**Layout coordinate data:**
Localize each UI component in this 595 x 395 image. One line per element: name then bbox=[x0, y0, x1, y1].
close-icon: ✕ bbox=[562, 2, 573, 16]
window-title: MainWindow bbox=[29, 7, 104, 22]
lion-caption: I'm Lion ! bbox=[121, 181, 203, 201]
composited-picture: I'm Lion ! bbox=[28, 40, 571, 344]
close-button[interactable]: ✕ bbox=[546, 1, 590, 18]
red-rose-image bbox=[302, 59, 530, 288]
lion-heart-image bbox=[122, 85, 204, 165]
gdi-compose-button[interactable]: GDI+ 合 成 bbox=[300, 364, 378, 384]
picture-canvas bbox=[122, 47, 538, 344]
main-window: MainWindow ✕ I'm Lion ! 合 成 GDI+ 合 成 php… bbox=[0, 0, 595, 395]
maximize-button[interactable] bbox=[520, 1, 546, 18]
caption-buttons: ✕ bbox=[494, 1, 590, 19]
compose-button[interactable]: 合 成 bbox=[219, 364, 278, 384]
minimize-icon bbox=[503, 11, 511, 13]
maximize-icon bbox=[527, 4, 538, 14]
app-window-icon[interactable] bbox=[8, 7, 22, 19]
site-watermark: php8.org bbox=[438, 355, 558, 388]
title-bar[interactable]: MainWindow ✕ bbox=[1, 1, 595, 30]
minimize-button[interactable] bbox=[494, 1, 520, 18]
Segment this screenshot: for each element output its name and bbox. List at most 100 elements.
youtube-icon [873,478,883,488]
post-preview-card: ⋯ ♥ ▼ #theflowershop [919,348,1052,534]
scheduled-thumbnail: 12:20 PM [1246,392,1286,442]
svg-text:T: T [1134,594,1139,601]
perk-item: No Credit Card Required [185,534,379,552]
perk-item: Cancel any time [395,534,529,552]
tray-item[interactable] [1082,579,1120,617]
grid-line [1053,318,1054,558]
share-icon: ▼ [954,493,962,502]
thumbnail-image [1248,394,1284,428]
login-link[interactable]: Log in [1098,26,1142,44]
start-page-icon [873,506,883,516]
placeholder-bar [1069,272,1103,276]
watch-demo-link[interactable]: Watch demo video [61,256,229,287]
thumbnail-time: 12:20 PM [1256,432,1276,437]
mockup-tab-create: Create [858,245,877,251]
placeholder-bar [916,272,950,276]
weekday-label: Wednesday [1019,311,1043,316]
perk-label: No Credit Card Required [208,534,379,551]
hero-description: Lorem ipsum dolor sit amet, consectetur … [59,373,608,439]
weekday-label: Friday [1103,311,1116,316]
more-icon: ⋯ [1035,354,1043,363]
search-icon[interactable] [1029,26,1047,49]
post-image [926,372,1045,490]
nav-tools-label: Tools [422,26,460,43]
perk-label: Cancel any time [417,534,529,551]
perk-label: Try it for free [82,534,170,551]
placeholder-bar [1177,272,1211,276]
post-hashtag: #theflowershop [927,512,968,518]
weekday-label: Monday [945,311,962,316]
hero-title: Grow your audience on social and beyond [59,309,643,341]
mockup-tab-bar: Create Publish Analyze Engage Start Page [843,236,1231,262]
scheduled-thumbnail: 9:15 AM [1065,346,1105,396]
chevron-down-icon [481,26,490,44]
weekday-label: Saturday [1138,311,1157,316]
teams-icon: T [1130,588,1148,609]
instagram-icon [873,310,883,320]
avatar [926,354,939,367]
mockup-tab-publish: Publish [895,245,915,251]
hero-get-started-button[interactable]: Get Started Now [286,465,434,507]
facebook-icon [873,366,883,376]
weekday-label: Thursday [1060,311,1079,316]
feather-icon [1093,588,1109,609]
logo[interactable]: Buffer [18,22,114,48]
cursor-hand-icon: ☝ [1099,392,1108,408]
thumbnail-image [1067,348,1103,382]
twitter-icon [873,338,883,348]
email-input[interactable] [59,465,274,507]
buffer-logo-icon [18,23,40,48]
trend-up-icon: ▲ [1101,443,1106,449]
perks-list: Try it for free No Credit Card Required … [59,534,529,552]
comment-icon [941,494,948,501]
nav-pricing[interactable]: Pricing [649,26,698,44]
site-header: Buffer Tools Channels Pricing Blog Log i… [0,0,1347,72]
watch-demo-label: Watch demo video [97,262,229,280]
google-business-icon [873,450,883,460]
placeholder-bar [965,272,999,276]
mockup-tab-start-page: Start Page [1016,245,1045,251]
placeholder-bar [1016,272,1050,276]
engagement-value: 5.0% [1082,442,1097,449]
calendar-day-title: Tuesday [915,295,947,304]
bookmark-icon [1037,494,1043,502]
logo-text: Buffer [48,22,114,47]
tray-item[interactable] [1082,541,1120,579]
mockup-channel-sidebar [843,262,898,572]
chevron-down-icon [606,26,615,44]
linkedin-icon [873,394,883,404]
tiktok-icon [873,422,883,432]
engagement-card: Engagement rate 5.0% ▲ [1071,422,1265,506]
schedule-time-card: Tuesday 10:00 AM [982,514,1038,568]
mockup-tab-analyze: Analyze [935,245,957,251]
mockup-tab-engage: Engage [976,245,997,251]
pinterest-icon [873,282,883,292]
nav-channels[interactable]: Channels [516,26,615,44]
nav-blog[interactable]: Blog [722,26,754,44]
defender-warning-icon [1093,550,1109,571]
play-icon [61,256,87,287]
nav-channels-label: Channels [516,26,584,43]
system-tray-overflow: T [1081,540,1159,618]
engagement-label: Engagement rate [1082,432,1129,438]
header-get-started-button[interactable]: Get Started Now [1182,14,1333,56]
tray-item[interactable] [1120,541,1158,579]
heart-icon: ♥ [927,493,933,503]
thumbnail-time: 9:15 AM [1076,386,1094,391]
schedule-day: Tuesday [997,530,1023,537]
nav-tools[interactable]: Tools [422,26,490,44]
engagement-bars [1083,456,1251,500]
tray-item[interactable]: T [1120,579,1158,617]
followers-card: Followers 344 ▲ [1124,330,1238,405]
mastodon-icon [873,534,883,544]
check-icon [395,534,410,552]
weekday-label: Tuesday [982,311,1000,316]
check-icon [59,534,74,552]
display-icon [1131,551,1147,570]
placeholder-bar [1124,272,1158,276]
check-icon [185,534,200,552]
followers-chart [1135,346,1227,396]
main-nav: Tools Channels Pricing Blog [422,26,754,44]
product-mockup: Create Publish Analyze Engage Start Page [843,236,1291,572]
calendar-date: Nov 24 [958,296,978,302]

**The exercise:** Put every line of the items into a JSON list of strings, one string per line, leaving out blank lines.

**Task response:**
[
  "Localize each UI component in this 595 x 395 image. One line per element: name then bbox=[x0, y0, x1, y1].",
  "close-icon: ✕ bbox=[562, 2, 573, 16]",
  "window-title: MainWindow bbox=[29, 7, 104, 22]",
  "lion-caption: I'm Lion ! bbox=[121, 181, 203, 201]",
  "composited-picture: I'm Lion ! bbox=[28, 40, 571, 344]",
  "close-button[interactable]: ✕ bbox=[546, 1, 590, 18]",
  "red-rose-image bbox=[302, 59, 530, 288]",
  "lion-heart-image bbox=[122, 85, 204, 165]",
  "gdi-compose-button[interactable]: GDI+ 合 成 bbox=[300, 364, 378, 384]",
  "picture-canvas bbox=[122, 47, 538, 344]",
  "main-window: MainWindow ✕ I'm Lion ! 合 成 GDI+ 合 成 php… bbox=[0, 0, 595, 395]",
  "maximize-button[interactable] bbox=[520, 1, 546, 18]",
  "caption-buttons: ✕ bbox=[494, 1, 590, 19]",
  "compose-button[interactable]: 合 成 bbox=[219, 364, 278, 384]",
  "minimize-icon bbox=[503, 11, 511, 13]",
  "maximize-icon bbox=[527, 4, 538, 14]",
  "app-window-icon[interactable] bbox=[8, 7, 22, 19]",
  "site-watermark: php8.org bbox=[438, 355, 558, 388]",
  "title-bar[interactable]: MainWindow ✕ bbox=[1, 1, 595, 30]",
  "minimize-button[interactable] bbox=[494, 1, 520, 18]",
  "Segment this screenshot: for each element output its name and bbox. List at most 100 elements.",
  "youtube-icon [873,478,883,488]",
  "post-preview-card: ⋯ ♥ ▼ #theflowershop [919,348,1052,534]",
  "scheduled-thumbnail: 12:20 PM [1246,392,1286,442]",
  "svg-text:T: T [1134,594,1139,601]",
  "perk-item: No Credit Card Required [185,534,379,552]",
  "perk-item: Cancel any time [395,534,529,552]",
  "tray-item[interactable] [1082,579,1120,617]",
  "grid-line [1053,318,1054,558]",
  "share-icon: ▼ [954,493,962,502]",
  "thumbnail-image [1248,394,1284,428]",
  "login-link[interactable]: Log in [1098,26,1142,44]",
  "start-page-icon [873,506,883,516]",
  "placeholder-bar [1069,272,1103,276]",
  "watch-demo-link[interactable]: Watch demo video [61,256,229,287]",
  "thumbnail-time: 12:20 PM [1256,432,1276,437]",
  "mockup-tab-create: Create [858,245,877,251]",
  "placeholder-bar [916,272,950,276]",
  "weekday-label: Wednesday [1019,311,1043,316]",
  "perk-label: No Credit Card Required [208,534,379,551]",
  "hero-description: Lorem ipsum dolor sit amet, consectetur … [59,373,608,439]",
  "weekday-label: Friday [1103,311,1116,316]",
  "more-icon: ⋯ [1035,354,1043,363]",
  "search-icon[interactable] [1029,26,1047,49]",
  "post-image [926,372,1045,490]",
  "nav-tools-label: Tools [422,26,460,43]",
  "perk-label: Cancel any time [417,534,529,551]",
  "perk-label: Try it for free [82,534,170,551]",
  "placeholder-bar [1177,272,1211,276]",
  "post-hashtag: #theflowershop [927,512,968,518]",
  "weekday-label: Monday [945,311,962,316]",
  "hero-title: Grow your audience on social and beyond [59,309,643,341]",
  "mockup-tab-bar: Create Publish Analyze Engage Start Page [843,236,1231,262]",
  "scheduled-thumbnail: 9:15 AM [1065,346,1105,396]",
  "chevron-down-icon [481,26,490,44]",
  "weekday-label: Saturday [1138,311,1157,316]",
  "teams-icon: T [1130,588,1148,609]",
  "instagram-icon [873,310,883,320]",
  "avatar [926,354,939,367]",
  "mockup-tab-publish: Publish [895,245,915,251]",
  "hero-get-started-button[interactable]: Get Started Now [286,465,434,507]",
  "facebook-icon [873,366,883,376]",
  "weekday-label: Thursday [1060,311,1079,316]",
  "feather-icon [1093,588,1109,609]",
  "logo[interactable]: Buffer [18,22,114,48]",
  "cursor-hand-icon: ☝ [1099,392,1108,408]",
  "thumbnail-image [1067,348,1103,382]",
  "twitter-icon [873,338,883,348]",
  "email-input[interactable] [59,465,274,507]",
  "buffer-logo-icon [18,23,40,48]",
  "trend-up-icon: ▲ [1101,443,1106,449]",
  "perks-list: Try it for free No Credit Card Required … [59,534,529,552]",
  "comment-icon [941,494,948,501]",
  "nav-pricing[interactable]: Pricing [649,26,698,44]",
  "site-header: Buffer Tools Channels Pricing Blog Log i… [0,0,1347,72]",
  "watch-demo-label: Watch demo video [97,262,229,280]",
  "google-business-icon [873,450,883,460]",
  "placeholder-bar [965,272,999,276]",
  "mockup-tab-start-page: Start Page [1016,245,1045,251]",
  "placeholder-bar [1016,272,1050,276]",
  "engagement-value: 5.0% [1082,442,1097,449]",
  "calendar-day-title: Tuesday [915,295,947,304]",
  "bookmark-icon [1037,494,1043,502]",
  "logo-text: Buffer [48,22,114,47]",
  "tray-item[interactable] [1082,541,1120,579]",
  "mockup-channel-sidebar [843,262,898,572]",
  "chevron-down-icon [606,26,615,44]",
  "linkedin-icon [873,394,883,404]",
  "tiktok-icon [873,422,883,432]",
  "engagement-card: Engagement rate 5.0% ▲ [1071,422,1265,506]",
  "schedule-time-card: Tuesday 10:00 AM [982,514,1038,568]",
  "mockup-tab-analyze: Analyze [935,245,957,251]",
  "mockup-tab-engage: Engage [976,245,997,251]",
  "pinterest-icon [873,282,883,292]",
  "nav-channels[interactable]: Channels [516,26,615,44]",
  "nav-blog[interactable]: Blog [722,26,754,44]",
  "defender-warning-icon [1093,550,1109,571]",
  "play-icon [61,256,87,287]",
  "nav-channels-label: Channels [516,26,584,43]",
  "system-tray-overflow: T [1081,540,1159,618]",
  "engagement-label: Engagement rate [1082,432,1129,438]",
  "header-get-started-button[interactable]: Get Started Now [1182,14,1333,56]",
  "tray-item[interactable] [1120,541,1158,579]",
  "heart-icon: ♥ [927,493,933,503]",
  "thumbnail-time: 9:15 AM [1076,386,1094,391]",
  "schedule-day: Tuesday [997,530,1023,537]",
  "nav-tools[interactable]: Tools [422,26,490,44]",
  "engagement-bars [1083,456,1251,500]",
  "tray-item[interactable]: T [1120,579,1158,617]",
  "followers-card: Followers 344 ▲ [1124,330,1238,405]",
  "mastodon-icon [873,534,883,544]",
  "check-icon [395,534,410,552]",
  "weekday-label: Tuesday [982,311,1000,316]",
  "check-icon [59,534,74,552]",
  "display-icon [1131,551,1147,570]",
  "placeholder-bar [1124,272,1158,276]",
  "check-icon [185,534,200,552]",
  "followers-chart [1135,346,1227,396]",
  "main-nav: Tools Channels Pricing Blog [422,26,754,44]",
  "product-mockup: Create Publish Analyze Engage Start Page [843,236,1291,572]",
  "calendar-date: Nov 24 [958,296,978,302]"
]